- Written problem
Determine the number of lines in these entries that hold the word "subtitle". Give the number and nothing more.

....

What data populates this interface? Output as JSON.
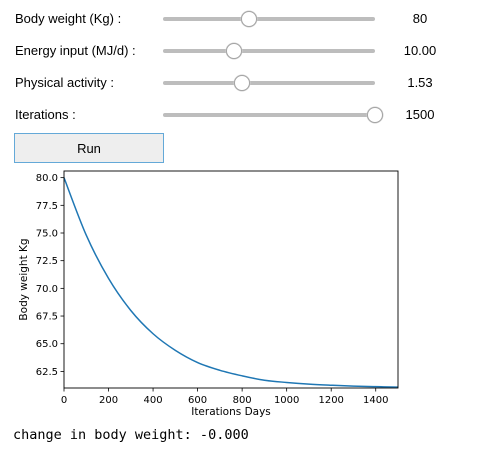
{
  "controls": {
    "sliders": [
      {
        "label": "Body weight (Kg) :",
        "value_text": "80",
        "fraction": 0.406
      },
      {
        "label": "Energy input (MJ/d) :",
        "value_text": "10.00",
        "fraction": 0.337
      },
      {
        "label": "Physical activity :",
        "value_text": "1.53",
        "fraction": 0.373
      },
      {
        "label": "Iterations :",
        "value_text": "1500",
        "fraction": 1.0
      }
    ],
    "run_label": "Run"
  },
  "chart_data": {
    "type": "line",
    "title": "",
    "xlabel": "Iterations Days",
    "ylabel": "Body weight Kg",
    "xlim": [
      0,
      1500
    ],
    "ylim": [
      61.0,
      80.6
    ],
    "xticks": [
      0,
      200,
      400,
      600,
      800,
      1000,
      1200,
      1400
    ],
    "yticks": [
      62.5,
      65.0,
      67.5,
      70.0,
      72.5,
      75.0,
      77.5,
      80.0
    ],
    "ytick_labels": [
      "62.5",
      "65.0",
      "67.5",
      "70.0",
      "72.5",
      "75.0",
      "77.5",
      "80.0"
    ],
    "grid": false,
    "line_color": "#1f77b4",
    "series": [
      {
        "x": [
          0,
          100,
          200,
          300,
          400,
          500,
          600,
          700,
          800,
          900,
          1000,
          1100,
          1200,
          1300,
          1400,
          1500
        ],
        "y": [
          80.0,
          74.8,
          70.9,
          68.0,
          65.9,
          64.4,
          63.3,
          62.6,
          62.1,
          61.7,
          61.5,
          61.35,
          61.25,
          61.17,
          61.12,
          61.08
        ]
      }
    ]
  },
  "output": {
    "text": "change in body weight: -0.000"
  }
}
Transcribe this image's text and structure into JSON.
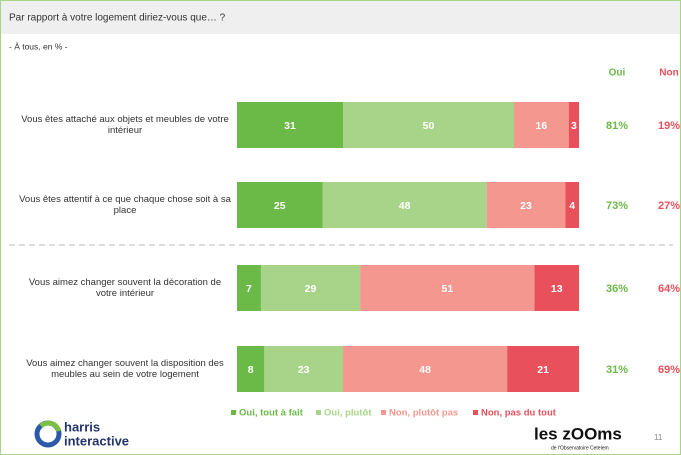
{
  "chart_data": {
    "type": "stacked_bar",
    "title": "Par rapport à votre logement diriez-vous que… ?",
    "subtitle": "- À tous, en % -",
    "categories": [
      "Vous êtes attaché aux objets et meubles de votre intérieur",
      "Vous êtes attentif à ce que chaque chose soit à sa place",
      "Vous aimez changer souvent la décoration de votre intérieur",
      "Vous aimez changer souvent la disposition des meubles au sein de votre logement"
    ],
    "series": [
      {
        "name": "Oui, tout à fait",
        "color": "#6bba47",
        "values": [
          31,
          25,
          7,
          8
        ]
      },
      {
        "name": "Oui, plutôt",
        "color": "#a8d48a",
        "values": [
          50,
          48,
          29,
          23
        ]
      },
      {
        "name": "Non, plutôt pas",
        "color": "#f4988f",
        "values": [
          16,
          23,
          51,
          48
        ]
      },
      {
        "name": "Non, pas du tout",
        "color": "#e8505b",
        "values": [
          3,
          4,
          13,
          21
        ]
      }
    ],
    "columns": [
      {
        "name": "Oui",
        "color": "#6bba47",
        "values": [
          81,
          73,
          36,
          31
        ],
        "value_labels": [
          "81%",
          "73%",
          "36%",
          "31%"
        ]
      },
      {
        "name": "Non",
        "color": "#e8505b",
        "values": [
          19,
          27,
          64,
          69
        ],
        "value_labels": [
          "19%",
          "27%",
          "64%",
          "69%"
        ]
      }
    ]
  },
  "footer": {
    "brand_left": [
      "harris",
      "interactive"
    ],
    "brand_right": "les zOOms",
    "brand_right_sub": "de l'Observatoire Cetelem",
    "page": "11"
  }
}
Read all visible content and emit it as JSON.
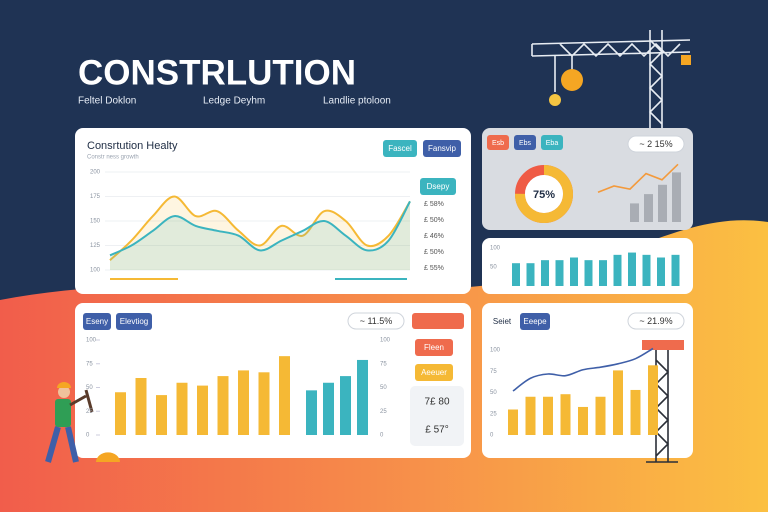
{
  "header": {
    "title": "CONSTRLUTION",
    "tabs": [
      "Feltel Doklon",
      "Ledge Deyhm",
      "Landlie ptoloon"
    ]
  },
  "health": {
    "title": "Consrtution Healty",
    "subtitle": "Constr ness growth",
    "buttons": [
      "Fascel",
      "Fansvip"
    ],
    "tag": "Dsepy",
    "ylim": [
      100,
      200
    ],
    "yticks": [
      100,
      125,
      150,
      175,
      200
    ],
    "series": [
      {
        "color": "#f5b935",
        "values": [
          110,
          130,
          155,
          175,
          155,
          160,
          140,
          125,
          145,
          135,
          160,
          150,
          125,
          135,
          170
        ]
      },
      {
        "color": "#3bb4bf",
        "values": [
          115,
          125,
          140,
          155,
          145,
          140,
          135,
          120,
          130,
          140,
          150,
          135,
          120,
          130,
          170
        ]
      }
    ],
    "side_labels": [
      "£ 58%",
      "£ 50%",
      "£ 46%",
      "£ 50%",
      "£ 55%"
    ]
  },
  "kpi": {
    "tags": [
      {
        "label": "Esb",
        "color": "#ef6b4d"
      },
      {
        "label": "Ebs",
        "color": "#3f5fa8"
      },
      {
        "label": "Eba",
        "color": "#3bb4bf"
      }
    ],
    "pill": "~ 2 15%",
    "donut": {
      "value": 75,
      "label": "75%"
    },
    "trend": {
      "color": "#f39a3c",
      "values": [
        40,
        50,
        45,
        70,
        60,
        85
      ]
    },
    "bars": {
      "color": "#a9adb4",
      "values": [
        30,
        45,
        60,
        80
      ]
    },
    "ylim": [
      0,
      100
    ]
  },
  "volume": {
    "ylim": [
      0,
      100
    ],
    "yticks": [
      50,
      100
    ],
    "color": "#3bb4bf",
    "values": [
      60,
      60,
      68,
      68,
      75,
      68,
      68,
      82,
      88,
      82,
      75,
      82
    ]
  },
  "output": {
    "buttons": [
      "Eseny",
      "Elevtiog"
    ],
    "pill": "~ 11.5%",
    "ylim": [
      0,
      100
    ],
    "yticks": [
      0,
      25,
      50,
      75,
      100
    ],
    "series": [
      {
        "color": "#f5b935",
        "values": [
          45,
          60,
          42,
          55,
          52,
          62,
          68,
          66,
          83
        ]
      },
      {
        "color": "#3bb4bf",
        "values": [
          47,
          55,
          62,
          79
        ]
      }
    ],
    "side_buttons": [
      {
        "label": "Fleen",
        "color": "#ef6b4d"
      },
      {
        "label": "Aeeuer",
        "color": "#f5b935"
      }
    ],
    "figures": [
      "7£ 80",
      "£ 57°"
    ]
  },
  "progress": {
    "buttons": [
      "Seiet",
      "Eeepe"
    ],
    "pill": "~ 21.9%",
    "ylim": [
      0,
      100
    ],
    "yticks": [
      0,
      25,
      50,
      75,
      100
    ],
    "bars": {
      "color": "#f5b935",
      "values": [
        30,
        45,
        45,
        48,
        33,
        45,
        76,
        53,
        82
      ]
    },
    "line": {
      "color": "#3f5fa8",
      "values": [
        40,
        55,
        60,
        58,
        65,
        68,
        72,
        78,
        90
      ]
    }
  }
}
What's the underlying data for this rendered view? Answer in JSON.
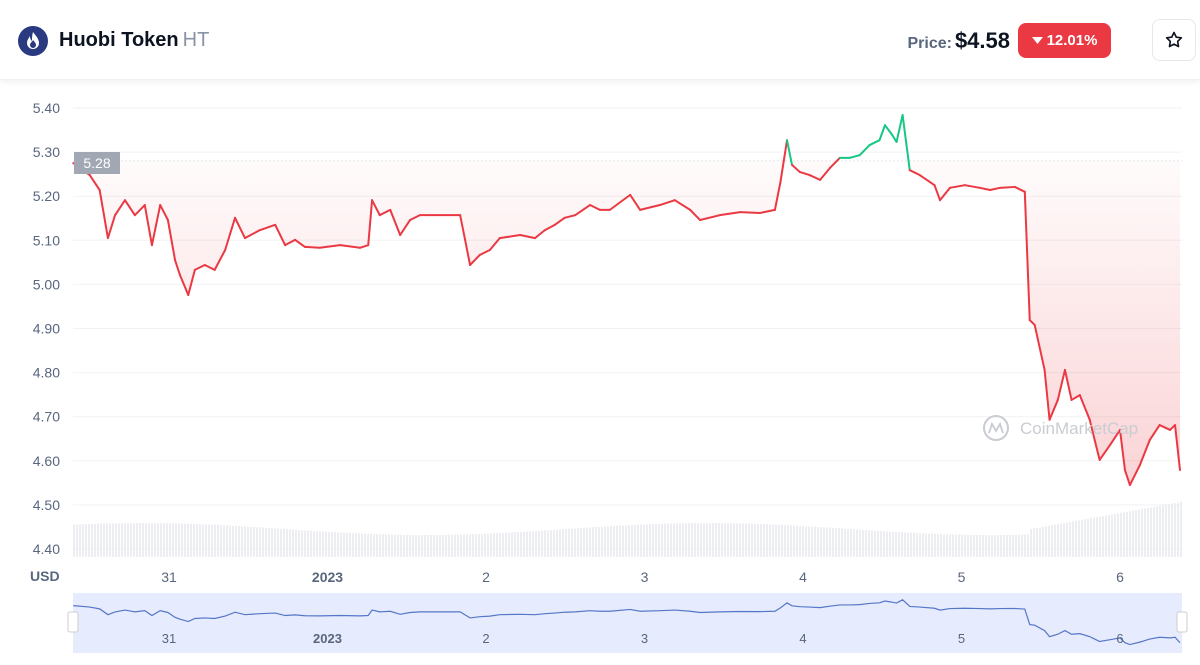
{
  "header": {
    "name": "Huobi Token",
    "symbol": "HT",
    "price_label": "Price:",
    "price": "$4.58",
    "change": "12.01%",
    "change_direction": "down",
    "star_icon": "star-icon",
    "logo_icon": "huobi-flame-icon"
  },
  "colors": {
    "down": "#ea3943",
    "up": "#16c784",
    "navigator": "#3861fb"
  },
  "chart_data": {
    "type": "line",
    "ylabel": "USD",
    "ylim": [
      4.4,
      5.4
    ],
    "yticks": [
      "5.40",
      "5.30",
      "5.20",
      "5.10",
      "5.00",
      "4.90",
      "4.80",
      "4.70",
      "4.60",
      "4.50",
      "4.40"
    ],
    "xticks": [
      "31",
      "2023",
      "2",
      "3",
      "4",
      "5",
      "6"
    ],
    "navigator_xticks": [
      "31",
      "2023",
      "2",
      "3",
      "4",
      "5",
      "6"
    ],
    "reference_price": "5.28",
    "watermark": "CoinMarketCap",
    "grid": "horizontal",
    "series": [
      {
        "x": [
          "2022-12-30 09:30",
          "2022-12-30 12:00",
          "2022-12-30 13:30",
          "2022-12-30 14:45",
          "2022-12-30 15:50",
          "2022-12-30 17:20",
          "2022-12-30 18:50",
          "2022-12-30 20:20",
          "2022-12-30 21:25",
          "2022-12-30 22:40",
          "2022-12-30 23:50",
          "2022-12-31 00:55",
          "2022-12-31 01:40",
          "2022-12-31 02:55",
          "2022-12-31 03:55",
          "2022-12-31 05:25",
          "2022-12-31 06:55",
          "2022-12-31 08:30",
          "2022-12-31 10:00",
          "2022-12-31 11:30",
          "2022-12-31 13:45",
          "2022-12-31 16:05",
          "2022-12-31 17:35",
          "2022-12-31 19:05",
          "2022-12-31 20:35",
          "2022-12-31 22:50",
          "2023-01-01 01:55",
          "2023-01-01 04:55",
          "2023-01-01 06:10",
          "2023-01-01 06:45",
          "2023-01-01 07:55",
          "2023-01-01 09:30",
          "2023-01-01 11:00",
          "2023-01-01 12:30",
          "2023-01-01 14:00",
          "2023-01-01 17:00",
          "2023-01-01 20:05",
          "2023-01-01 20:50",
          "2023-01-01 21:35",
          "2023-01-01 23:05",
          "2023-01-02 00:35",
          "2023-01-02 02:05",
          "2023-01-02 05:10",
          "2023-01-02 07:25",
          "2023-01-02 08:55",
          "2023-01-02 10:25",
          "2023-01-02 11:55",
          "2023-01-02 13:30",
          "2023-01-02 15:45",
          "2023-01-02 17:15",
          "2023-01-02 18:45",
          "2023-01-02 21:50",
          "2023-01-02 23:20",
          "2023-01-03 02:20",
          "2023-01-03 04:35",
          "2023-01-03 06:55",
          "2023-01-03 08:25",
          "2023-01-03 11:25",
          "2023-01-03 14:30",
          "2023-01-03 17:30",
          "2023-01-03 19:45",
          "2023-01-03 20:35",
          "2023-01-03 21:35",
          "2023-01-03 22:20",
          "2023-01-03 23:30",
          "2023-01-04 01:00",
          "2023-01-04 02:35",
          "2023-01-04 04:05",
          "2023-01-04 05:35",
          "2023-01-04 07:05",
          "2023-01-04 08:35",
          "2023-01-04 10:05",
          "2023-01-04 11:35",
          "2023-01-04 12:25",
          "2023-01-04 13:30",
          "2023-01-04 14:10",
          "2023-01-04 15:05",
          "2023-01-04 16:10",
          "2023-01-04 17:40",
          "2023-01-04 19:55",
          "2023-01-04 20:45",
          "2023-01-04 22:15",
          "2023-01-05 00:30",
          "2023-01-05 02:45",
          "2023-01-05 04:20",
          "2023-01-05 05:50",
          "2023-01-05 08:05",
          "2023-01-05 09:35",
          "2023-01-05 10:20",
          "2023-01-05 11:05",
          "2023-01-05 12:35",
          "2023-01-05 13:20",
          "2023-01-05 14:35",
          "2023-01-05 15:40",
          "2023-01-05 16:40",
          "2023-01-05 17:55",
          "2023-01-05 19:25",
          "2023-01-05 20:10",
          "2023-01-05 20:55",
          "2023-01-05 22:30",
          "2023-01-06 00:00",
          "2023-01-06 00:45",
          "2023-01-06 01:30",
          "2023-01-06 03:00",
          "2023-01-06 04:30",
          "2023-01-06 06:00",
          "2023-01-06 07:35",
          "2023-01-06 08:20",
          "2023-01-06 09:05"
        ],
        "y": [
          5.275,
          5.248,
          5.214,
          5.105,
          5.157,
          5.191,
          5.157,
          5.18,
          5.089,
          5.18,
          5.146,
          5.055,
          5.021,
          4.976,
          5.033,
          5.044,
          5.033,
          5.078,
          5.151,
          5.105,
          5.123,
          5.135,
          5.089,
          5.101,
          5.085,
          5.083,
          5.089,
          5.083,
          5.089,
          5.191,
          5.157,
          5.169,
          5.112,
          5.146,
          5.157,
          5.157,
          5.157,
          5.101,
          5.044,
          5.067,
          5.078,
          5.105,
          5.112,
          5.105,
          5.123,
          5.135,
          5.151,
          5.157,
          5.18,
          5.169,
          5.169,
          5.203,
          5.169,
          5.18,
          5.191,
          5.169,
          5.146,
          5.157,
          5.164,
          5.162,
          5.169,
          5.232,
          5.327,
          5.271,
          5.255,
          5.248,
          5.237,
          5.264,
          5.287,
          5.287,
          5.293,
          5.316,
          5.327,
          5.361,
          5.339,
          5.323,
          5.384,
          5.259,
          5.248,
          5.225,
          5.191,
          5.219,
          5.225,
          5.219,
          5.214,
          5.219,
          5.221,
          5.21,
          4.919,
          4.908,
          4.806,
          4.693,
          4.738,
          4.806,
          4.738,
          4.749,
          4.693,
          4.647,
          4.602,
          4.636,
          4.67,
          4.579,
          4.545,
          4.59,
          4.647,
          4.681,
          4.67,
          4.681,
          4.579
        ]
      }
    ]
  }
}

....

- Output below
2